** start Dataset **
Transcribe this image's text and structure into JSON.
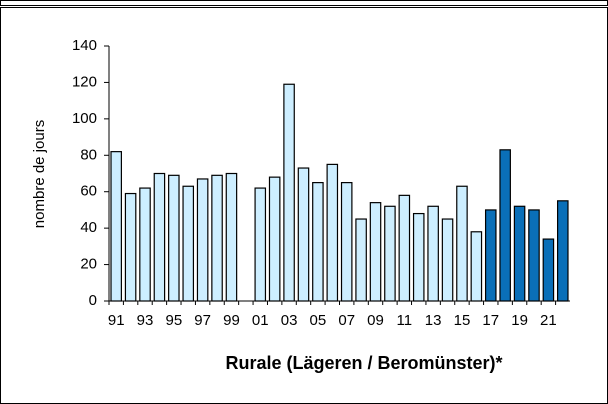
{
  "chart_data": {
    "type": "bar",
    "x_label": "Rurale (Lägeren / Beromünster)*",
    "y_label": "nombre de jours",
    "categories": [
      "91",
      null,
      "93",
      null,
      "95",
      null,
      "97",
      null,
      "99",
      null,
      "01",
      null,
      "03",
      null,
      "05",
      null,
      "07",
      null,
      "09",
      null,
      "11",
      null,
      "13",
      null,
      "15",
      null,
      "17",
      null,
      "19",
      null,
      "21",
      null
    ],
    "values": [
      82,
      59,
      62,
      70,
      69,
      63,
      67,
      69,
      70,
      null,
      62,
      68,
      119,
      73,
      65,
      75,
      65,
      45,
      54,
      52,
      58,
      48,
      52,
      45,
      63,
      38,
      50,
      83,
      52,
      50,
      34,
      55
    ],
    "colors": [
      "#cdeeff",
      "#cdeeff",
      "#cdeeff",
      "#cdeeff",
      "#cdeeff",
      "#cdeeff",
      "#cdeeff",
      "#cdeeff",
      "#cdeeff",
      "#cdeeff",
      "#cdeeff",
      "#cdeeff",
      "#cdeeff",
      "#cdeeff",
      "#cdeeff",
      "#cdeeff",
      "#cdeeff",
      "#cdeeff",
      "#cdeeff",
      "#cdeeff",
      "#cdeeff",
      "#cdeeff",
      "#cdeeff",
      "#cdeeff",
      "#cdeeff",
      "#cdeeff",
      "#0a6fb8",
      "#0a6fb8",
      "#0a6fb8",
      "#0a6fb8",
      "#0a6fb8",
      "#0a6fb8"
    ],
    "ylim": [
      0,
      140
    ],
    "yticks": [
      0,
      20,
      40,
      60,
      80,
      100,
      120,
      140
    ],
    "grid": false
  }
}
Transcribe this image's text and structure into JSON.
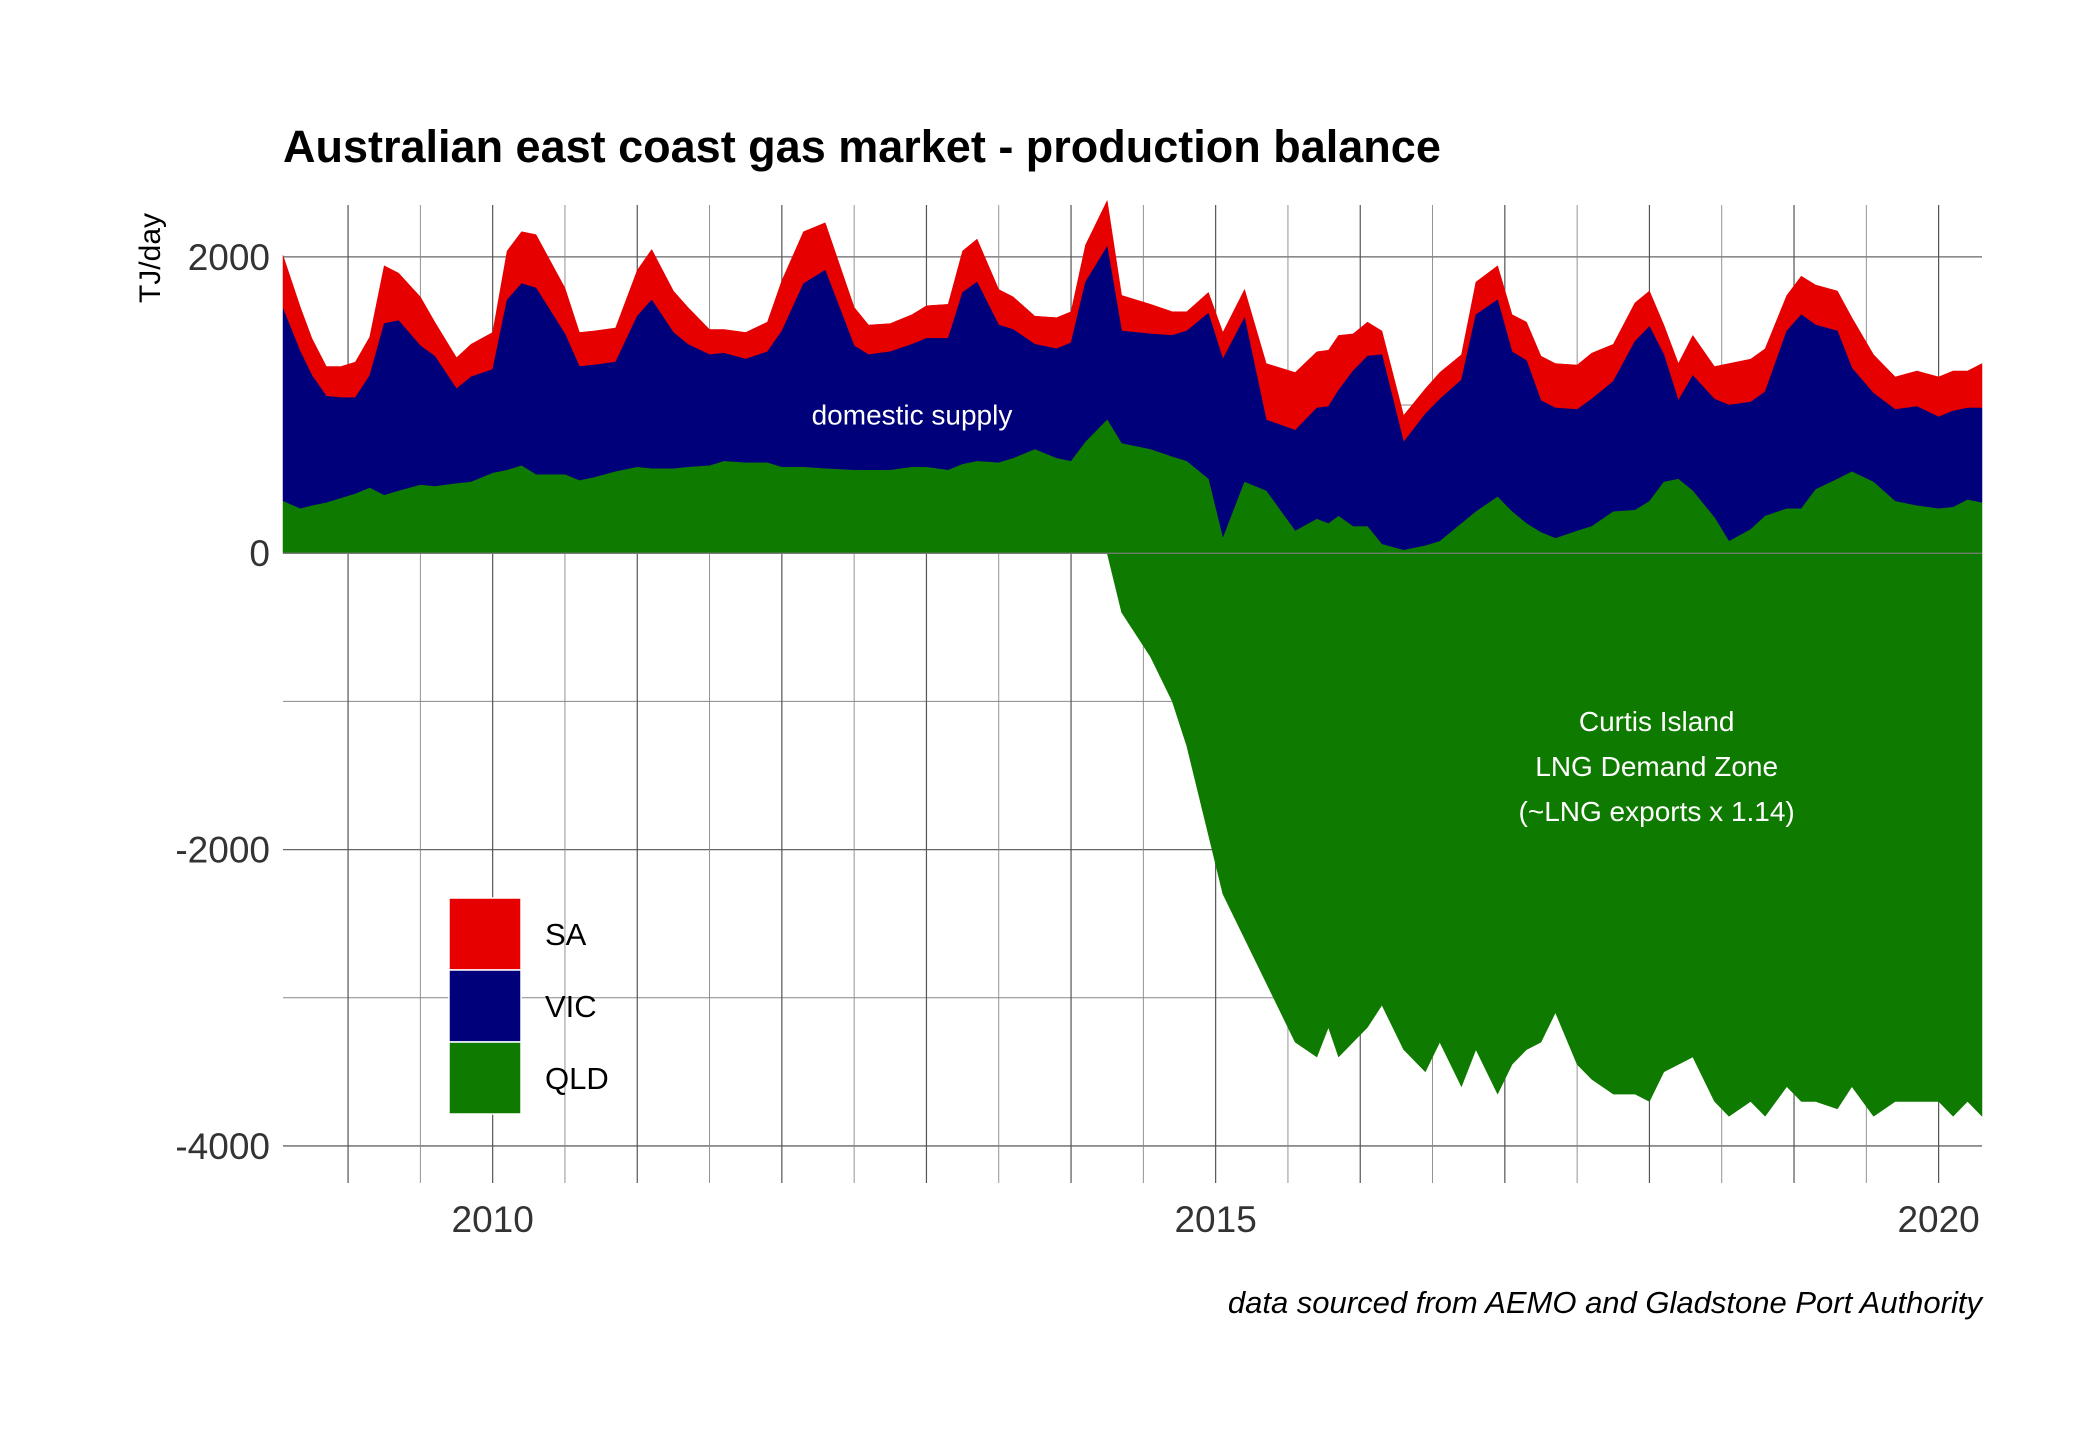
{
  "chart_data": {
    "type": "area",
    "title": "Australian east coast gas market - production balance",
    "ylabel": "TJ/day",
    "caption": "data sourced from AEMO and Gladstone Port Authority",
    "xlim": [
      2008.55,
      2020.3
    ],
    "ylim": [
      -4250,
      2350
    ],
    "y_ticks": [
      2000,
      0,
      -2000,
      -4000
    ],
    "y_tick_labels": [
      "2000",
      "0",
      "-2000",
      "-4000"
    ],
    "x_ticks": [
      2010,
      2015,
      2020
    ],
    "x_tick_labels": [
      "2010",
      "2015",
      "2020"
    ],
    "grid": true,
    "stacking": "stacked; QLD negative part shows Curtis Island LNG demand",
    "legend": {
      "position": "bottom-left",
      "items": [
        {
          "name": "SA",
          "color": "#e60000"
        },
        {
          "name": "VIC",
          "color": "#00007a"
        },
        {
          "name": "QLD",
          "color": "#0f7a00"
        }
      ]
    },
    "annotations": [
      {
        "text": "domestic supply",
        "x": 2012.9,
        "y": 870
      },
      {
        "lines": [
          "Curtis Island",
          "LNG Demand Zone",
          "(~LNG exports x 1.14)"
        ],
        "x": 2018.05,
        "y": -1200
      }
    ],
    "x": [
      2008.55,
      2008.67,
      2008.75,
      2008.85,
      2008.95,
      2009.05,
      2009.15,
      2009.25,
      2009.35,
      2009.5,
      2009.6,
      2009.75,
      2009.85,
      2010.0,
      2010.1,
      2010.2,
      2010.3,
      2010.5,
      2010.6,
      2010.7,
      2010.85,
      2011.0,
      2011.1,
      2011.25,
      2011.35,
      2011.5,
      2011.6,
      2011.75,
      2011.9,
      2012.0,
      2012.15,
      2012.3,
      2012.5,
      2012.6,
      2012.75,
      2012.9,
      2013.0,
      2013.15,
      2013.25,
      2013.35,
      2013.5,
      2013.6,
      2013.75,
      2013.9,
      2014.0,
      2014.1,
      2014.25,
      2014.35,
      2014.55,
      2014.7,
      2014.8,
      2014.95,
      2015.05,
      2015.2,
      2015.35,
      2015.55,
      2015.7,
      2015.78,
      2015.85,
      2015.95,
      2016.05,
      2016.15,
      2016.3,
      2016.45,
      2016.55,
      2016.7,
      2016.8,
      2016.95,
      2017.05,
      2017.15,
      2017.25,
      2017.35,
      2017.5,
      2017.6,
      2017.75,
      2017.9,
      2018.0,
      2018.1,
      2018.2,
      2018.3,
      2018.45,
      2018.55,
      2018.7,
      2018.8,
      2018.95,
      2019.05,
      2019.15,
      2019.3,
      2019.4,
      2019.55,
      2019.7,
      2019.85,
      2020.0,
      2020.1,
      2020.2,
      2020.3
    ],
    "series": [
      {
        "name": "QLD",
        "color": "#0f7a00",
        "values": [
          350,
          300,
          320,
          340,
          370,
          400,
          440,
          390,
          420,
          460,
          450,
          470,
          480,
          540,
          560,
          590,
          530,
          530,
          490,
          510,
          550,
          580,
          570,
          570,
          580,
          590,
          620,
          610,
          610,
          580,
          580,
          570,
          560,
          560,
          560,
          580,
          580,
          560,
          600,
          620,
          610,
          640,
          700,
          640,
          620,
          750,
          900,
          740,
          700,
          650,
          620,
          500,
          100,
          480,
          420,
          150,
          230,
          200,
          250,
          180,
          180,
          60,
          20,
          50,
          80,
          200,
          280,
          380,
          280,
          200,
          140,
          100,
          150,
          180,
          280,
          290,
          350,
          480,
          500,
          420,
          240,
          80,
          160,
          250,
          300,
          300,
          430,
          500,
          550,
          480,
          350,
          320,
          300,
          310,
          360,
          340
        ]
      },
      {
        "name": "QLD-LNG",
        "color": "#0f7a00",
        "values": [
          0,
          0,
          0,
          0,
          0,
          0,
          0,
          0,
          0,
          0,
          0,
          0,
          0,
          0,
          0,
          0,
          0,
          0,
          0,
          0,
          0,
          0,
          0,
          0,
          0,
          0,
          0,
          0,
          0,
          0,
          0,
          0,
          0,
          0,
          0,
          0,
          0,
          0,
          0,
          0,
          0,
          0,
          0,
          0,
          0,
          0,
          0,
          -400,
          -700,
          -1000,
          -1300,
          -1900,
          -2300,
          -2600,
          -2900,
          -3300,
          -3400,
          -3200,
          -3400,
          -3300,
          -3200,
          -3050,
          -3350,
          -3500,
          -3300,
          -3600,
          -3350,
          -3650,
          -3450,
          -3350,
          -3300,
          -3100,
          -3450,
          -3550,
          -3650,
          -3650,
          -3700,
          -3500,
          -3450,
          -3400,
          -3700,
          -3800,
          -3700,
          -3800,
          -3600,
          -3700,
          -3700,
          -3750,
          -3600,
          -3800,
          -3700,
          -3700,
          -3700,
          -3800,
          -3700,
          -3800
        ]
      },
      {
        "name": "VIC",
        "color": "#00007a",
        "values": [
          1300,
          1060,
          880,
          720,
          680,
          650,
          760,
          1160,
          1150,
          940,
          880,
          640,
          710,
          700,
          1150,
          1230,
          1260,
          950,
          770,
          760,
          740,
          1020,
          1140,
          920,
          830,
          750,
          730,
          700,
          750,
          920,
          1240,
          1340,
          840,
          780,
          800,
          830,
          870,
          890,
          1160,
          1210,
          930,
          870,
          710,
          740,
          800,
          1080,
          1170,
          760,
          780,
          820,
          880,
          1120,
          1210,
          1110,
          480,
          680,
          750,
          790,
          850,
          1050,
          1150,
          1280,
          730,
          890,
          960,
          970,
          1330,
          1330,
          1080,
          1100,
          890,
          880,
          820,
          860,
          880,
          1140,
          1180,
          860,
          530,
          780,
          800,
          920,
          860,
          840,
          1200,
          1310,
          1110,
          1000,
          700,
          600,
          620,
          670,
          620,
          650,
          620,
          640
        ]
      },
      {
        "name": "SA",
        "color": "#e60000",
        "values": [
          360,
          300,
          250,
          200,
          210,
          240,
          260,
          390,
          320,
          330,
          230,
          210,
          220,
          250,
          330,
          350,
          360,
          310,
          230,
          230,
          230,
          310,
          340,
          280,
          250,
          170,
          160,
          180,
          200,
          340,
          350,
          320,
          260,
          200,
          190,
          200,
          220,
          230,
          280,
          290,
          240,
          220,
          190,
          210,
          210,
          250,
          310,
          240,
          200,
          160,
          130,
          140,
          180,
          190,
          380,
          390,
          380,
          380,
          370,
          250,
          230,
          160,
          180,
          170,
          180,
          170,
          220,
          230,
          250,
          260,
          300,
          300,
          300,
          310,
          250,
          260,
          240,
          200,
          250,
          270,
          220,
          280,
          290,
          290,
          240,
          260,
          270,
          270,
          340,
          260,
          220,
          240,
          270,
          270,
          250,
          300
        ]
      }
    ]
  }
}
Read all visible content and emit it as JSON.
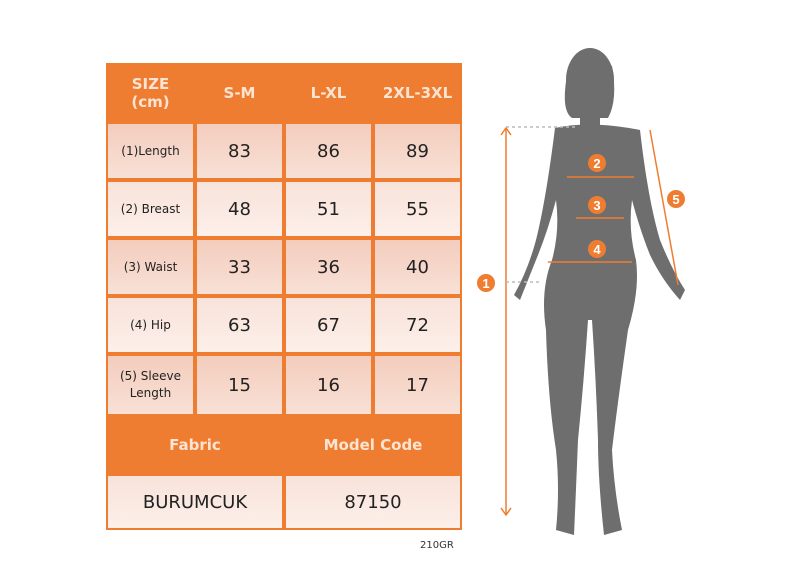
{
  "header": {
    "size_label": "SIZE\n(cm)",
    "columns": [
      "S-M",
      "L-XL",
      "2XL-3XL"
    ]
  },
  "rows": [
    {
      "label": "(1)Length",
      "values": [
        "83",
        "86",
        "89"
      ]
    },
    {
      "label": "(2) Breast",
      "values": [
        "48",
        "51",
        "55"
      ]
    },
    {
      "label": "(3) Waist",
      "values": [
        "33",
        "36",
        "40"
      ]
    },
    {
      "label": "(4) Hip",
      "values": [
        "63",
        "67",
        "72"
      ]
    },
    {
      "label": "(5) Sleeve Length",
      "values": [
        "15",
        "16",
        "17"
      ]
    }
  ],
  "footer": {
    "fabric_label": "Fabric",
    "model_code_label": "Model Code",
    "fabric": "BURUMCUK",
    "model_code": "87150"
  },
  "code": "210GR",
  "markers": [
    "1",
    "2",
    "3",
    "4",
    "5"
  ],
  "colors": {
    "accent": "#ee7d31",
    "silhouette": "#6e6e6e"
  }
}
** end Dataset **
» **What is expected**: Starting with the line that holds "Read all visible content and emit it as JSON.", repeat exactly every line through the end of the material above, both ends included, without the pictures.

» **Exercise solution**:
Read all visible content and emit it as JSON.
{
  "header": {
    "size_label": "SIZE\n(cm)",
    "columns": [
      "S-M",
      "L-XL",
      "2XL-3XL"
    ]
  },
  "rows": [
    {
      "label": "(1)Length",
      "values": [
        "83",
        "86",
        "89"
      ]
    },
    {
      "label": "(2) Breast",
      "values": [
        "48",
        "51",
        "55"
      ]
    },
    {
      "label": "(3) Waist",
      "values": [
        "33",
        "36",
        "40"
      ]
    },
    {
      "label": "(4) Hip",
      "values": [
        "63",
        "67",
        "72"
      ]
    },
    {
      "label": "(5) Sleeve Length",
      "values": [
        "15",
        "16",
        "17"
      ]
    }
  ],
  "footer": {
    "fabric_label": "Fabric",
    "model_code_label": "Model Code",
    "fabric": "BURUMCUK",
    "model_code": "87150"
  },
  "code": "210GR",
  "markers": [
    "1",
    "2",
    "3",
    "4",
    "5"
  ],
  "colors": {
    "accent": "#ee7d31",
    "silhouette": "#6e6e6e"
  }
}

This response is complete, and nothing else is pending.